**What to do:** In the listing below, locate the lines that hold "title" and copy them.

**Entries supplied:**

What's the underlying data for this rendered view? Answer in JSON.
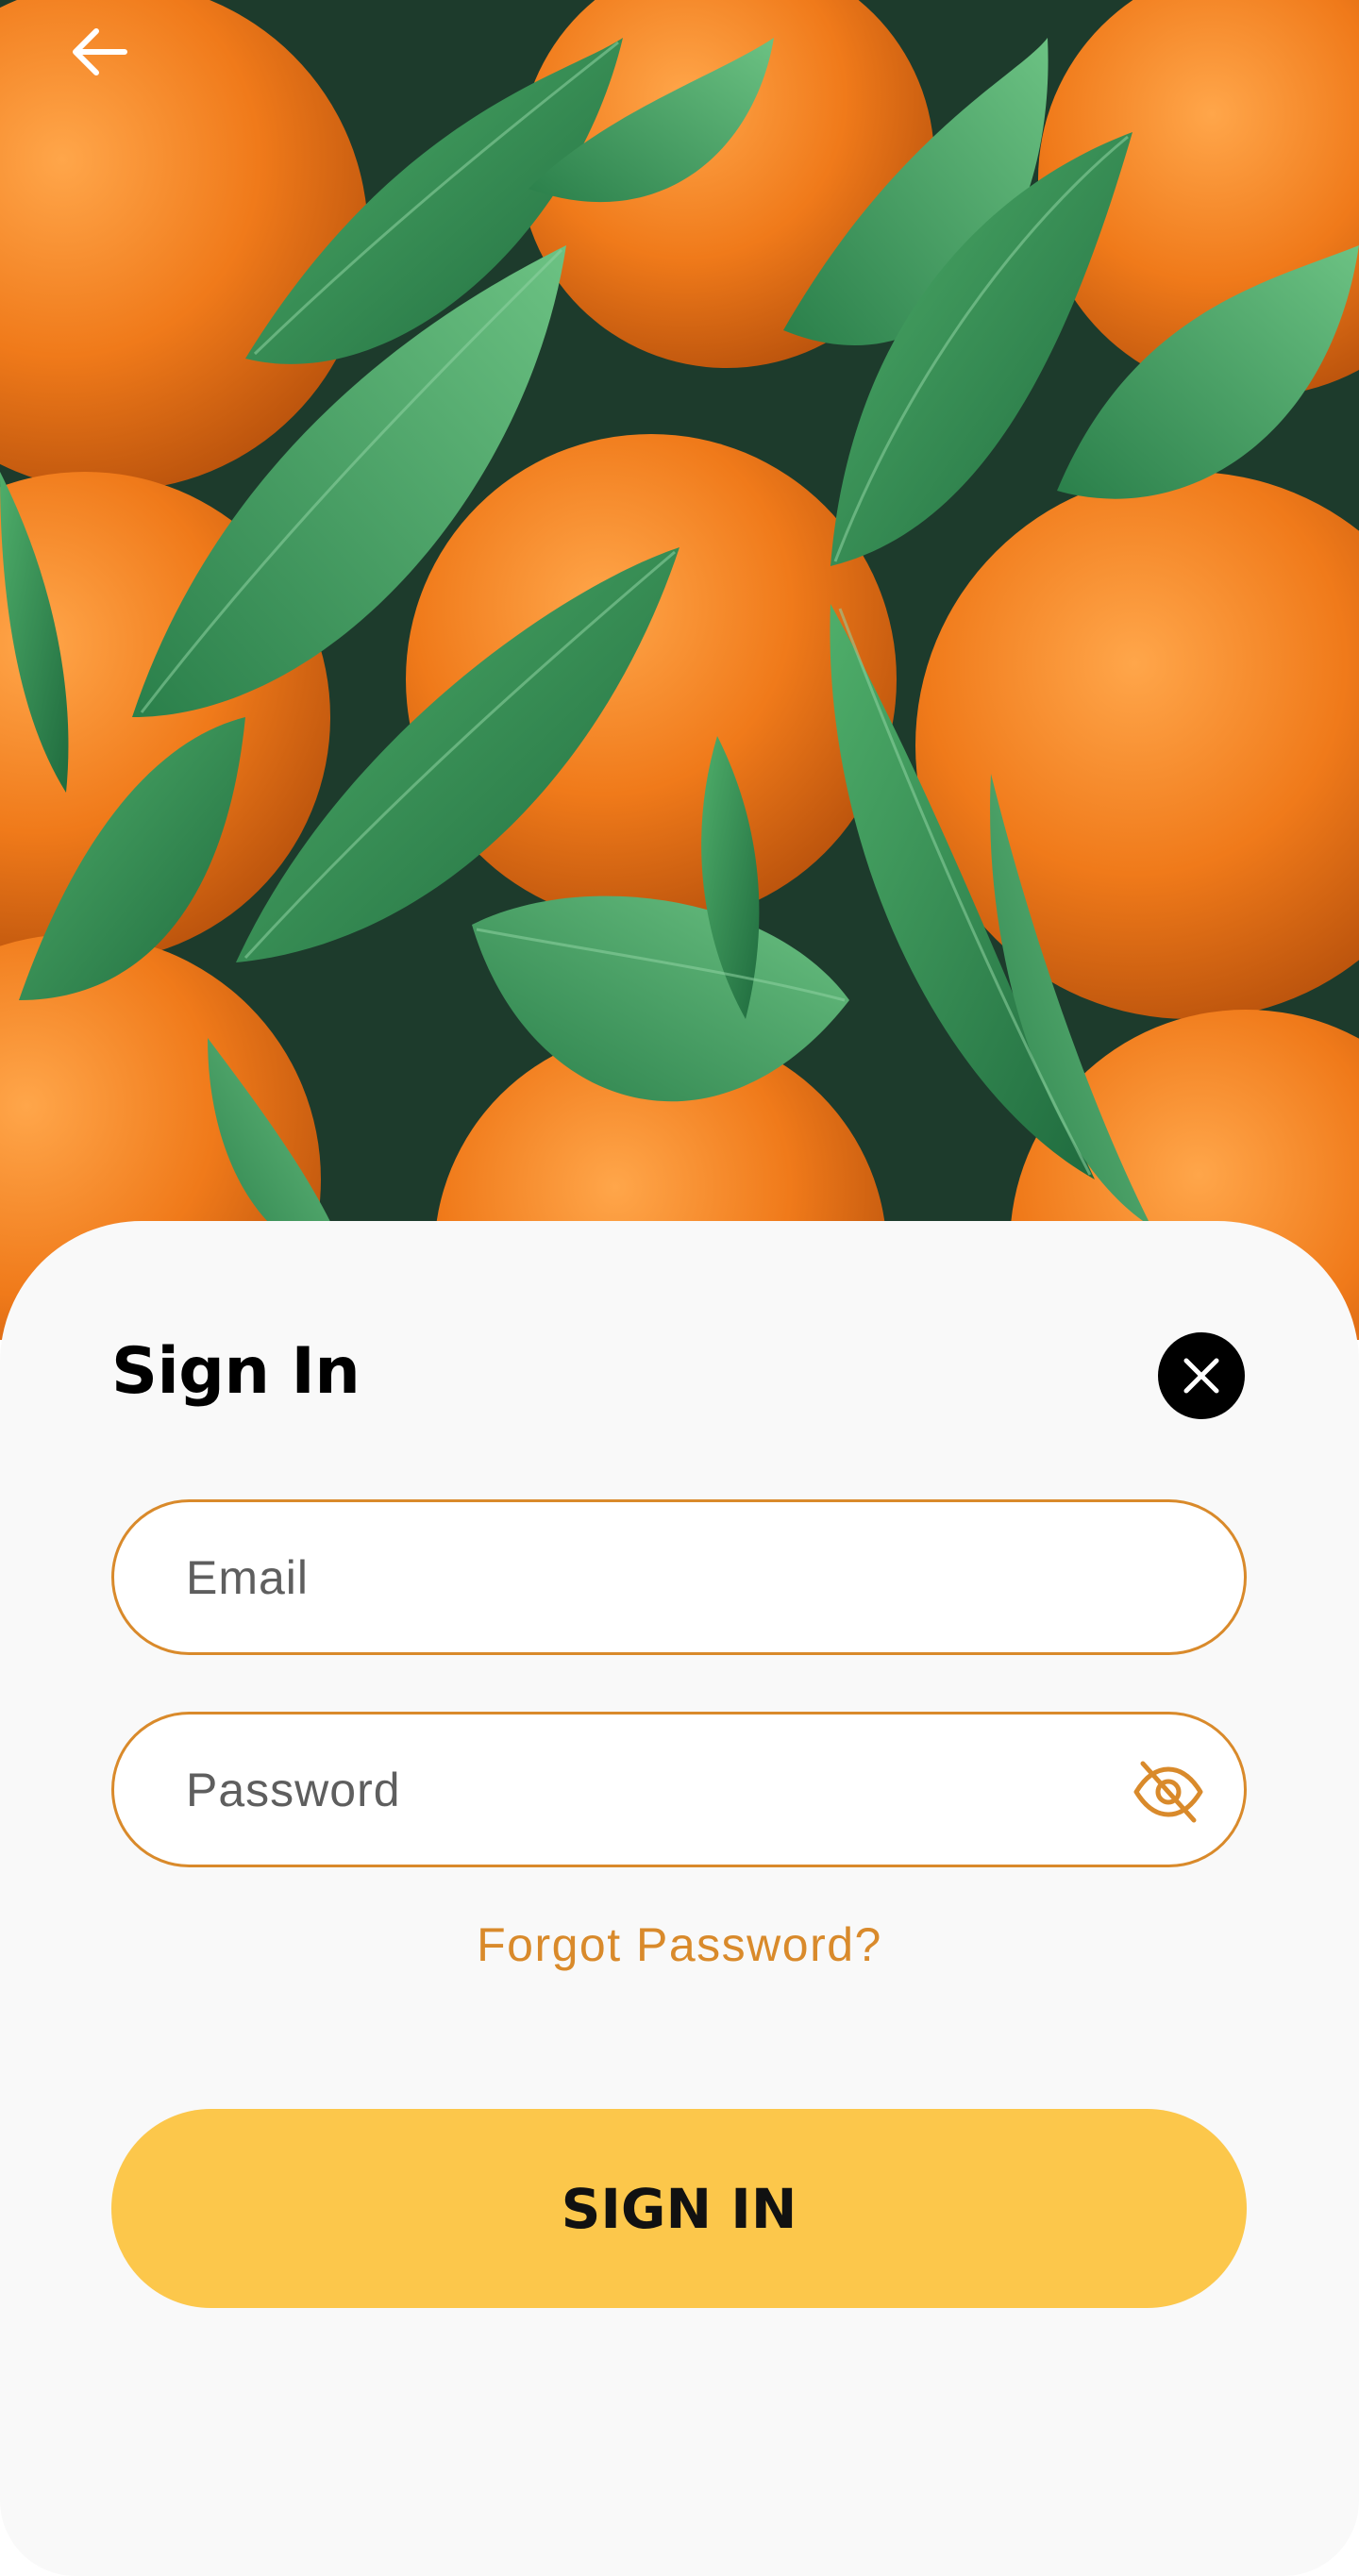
{
  "header": {
    "back_icon": "arrow-left-icon"
  },
  "hero": {
    "image_subject": "oranges-with-leaves",
    "colors": {
      "orange": "#f07a1a",
      "leaf": "#3f9a5a",
      "leaf_dark": "#1f6b3e",
      "shadow": "#1d3b2c"
    }
  },
  "sheet": {
    "title": "Sign In",
    "close_icon": "close-icon",
    "email": {
      "placeholder": "Email",
      "value": ""
    },
    "password": {
      "placeholder": "Password",
      "value": "",
      "toggle_icon": "eye-off-icon"
    },
    "forgot_label": "Forgot Password?",
    "submit_label": "SIGN IN",
    "colors": {
      "accent": "#d98a2b",
      "button": "#fcc74b",
      "sheet_bg": "#f9f9f9",
      "close_bg": "#000000"
    }
  }
}
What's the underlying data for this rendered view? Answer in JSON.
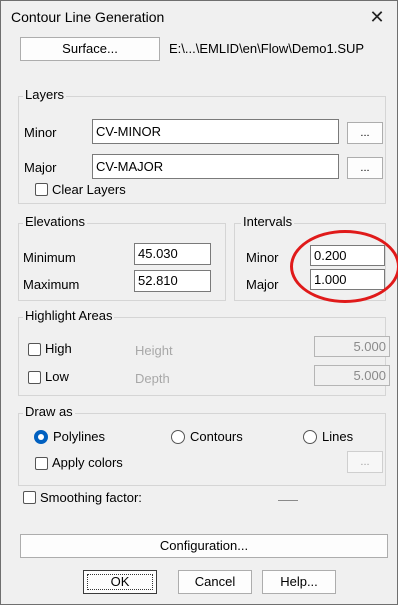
{
  "window": {
    "title": "Contour Line Generation",
    "close_glyph": "✕"
  },
  "surface": {
    "button_label": "Surface...",
    "path": "E:\\...\\EMLID\\en\\Flow\\Demo1.SUP"
  },
  "layers": {
    "group_label": "Layers",
    "minor_label": "Minor",
    "minor_value": "CV-MINOR",
    "major_label": "Major",
    "major_value": "CV-MAJOR",
    "browse_label": "...",
    "clear_label": "Clear Layers"
  },
  "elevations": {
    "group_label": "Elevations",
    "minimum_label": "Minimum",
    "minimum_value": "45.030",
    "maximum_label": "Maximum",
    "maximum_value": "52.810"
  },
  "intervals": {
    "group_label": "Intervals",
    "minor_label": "Minor",
    "minor_value": "0.200",
    "major_label": "Major",
    "major_value": "1.000"
  },
  "highlight": {
    "group_label": "Highlight Areas",
    "high_label": "High",
    "height_label": "Height",
    "height_value": "5.000",
    "low_label": "Low",
    "depth_label": "Depth",
    "depth_value": "5.000"
  },
  "draw_as": {
    "group_label": "Draw as",
    "options": [
      "Polylines",
      "Contours",
      "Lines"
    ],
    "selected": "Polylines",
    "apply_colors_label": "Apply colors",
    "colors_browse_label": "..."
  },
  "smoothing": {
    "label": "Smoothing factor:"
  },
  "buttons": {
    "configuration": "Configuration...",
    "ok": "OK",
    "cancel": "Cancel",
    "help": "Help..."
  },
  "annotation": {
    "color": "#e01a1a",
    "shape": "ellipse-circling-intervals"
  }
}
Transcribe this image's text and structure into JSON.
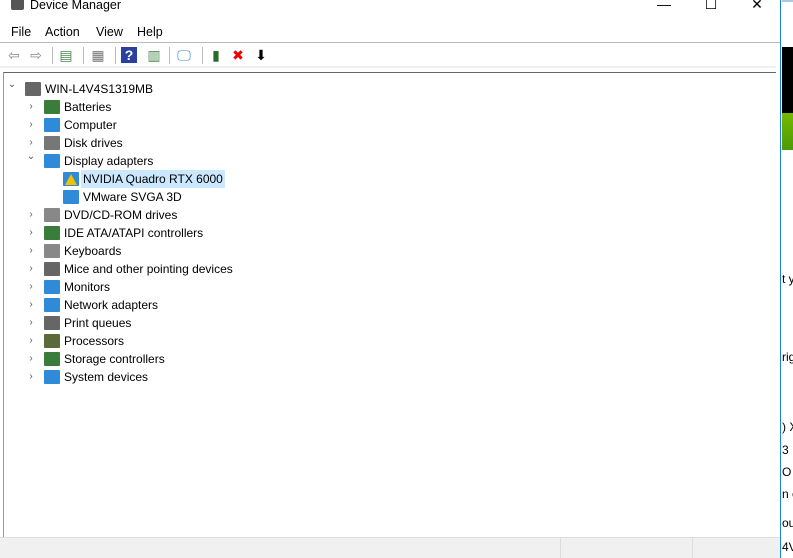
{
  "window": {
    "title": "Device Manager",
    "controls": [
      "—",
      "☐",
      "✕"
    ]
  },
  "menu": [
    "File",
    "Action",
    "View",
    "Help"
  ],
  "toolbar": [
    {
      "name": "back-icon",
      "glyph": "⇦"
    },
    {
      "name": "forward-icon",
      "glyph": "⇨"
    },
    {
      "name": "show-hide-console-tree-icon",
      "glyph": "▤"
    },
    {
      "name": "properties-icon",
      "glyph": "▦"
    },
    {
      "name": "help-icon",
      "glyph": "?"
    },
    {
      "name": "action-pane-icon",
      "glyph": "▥"
    },
    {
      "name": "scan-hardware-icon",
      "glyph": "🖵"
    },
    {
      "name": "update-driver-icon",
      "glyph": "▮"
    },
    {
      "name": "uninstall-icon",
      "glyph": "✖"
    },
    {
      "name": "disable-icon",
      "glyph": "⬇"
    }
  ],
  "tree": {
    "root": "WIN-L4V4S1319MB",
    "categories": [
      {
        "label": "Batteries",
        "expanded": false,
        "color": "#3a7d3a"
      },
      {
        "label": "Computer",
        "expanded": false,
        "color": "#2f8ad8"
      },
      {
        "label": "Disk drives",
        "expanded": false,
        "color": "#777"
      },
      {
        "label": "Display adapters",
        "expanded": true,
        "color": "#2f8ad8",
        "children": [
          {
            "label": "NVIDIA Quadro RTX 6000",
            "warning": true,
            "selected": true
          },
          {
            "label": "VMware SVGA 3D",
            "warning": false,
            "selected": false
          }
        ]
      },
      {
        "label": "DVD/CD-ROM drives",
        "expanded": false,
        "color": "#888"
      },
      {
        "label": "IDE ATA/ATAPI controllers",
        "expanded": false,
        "color": "#3a7d3a"
      },
      {
        "label": "Keyboards",
        "expanded": false,
        "color": "#888"
      },
      {
        "label": "Mice and other pointing devices",
        "expanded": false,
        "color": "#666"
      },
      {
        "label": "Monitors",
        "expanded": false,
        "color": "#2f8ad8"
      },
      {
        "label": "Network adapters",
        "expanded": false,
        "color": "#2f8ad8"
      },
      {
        "label": "Print queues",
        "expanded": false,
        "color": "#666"
      },
      {
        "label": "Processors",
        "expanded": false,
        "color": "#5a6a3a"
      },
      {
        "label": "Storage controllers",
        "expanded": false,
        "color": "#3a7d3a"
      },
      {
        "label": "System devices",
        "expanded": false,
        "color": "#2f8ad8"
      }
    ]
  },
  "background_fragments": [
    "t y",
    "rig",
    ") X",
    "3",
    " O",
    "n c",
    "ou",
    "4V"
  ]
}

**Task solution:**
    "title": "Sign In",
    "title": "Contour Line Generation",
    "title": "Device Manager",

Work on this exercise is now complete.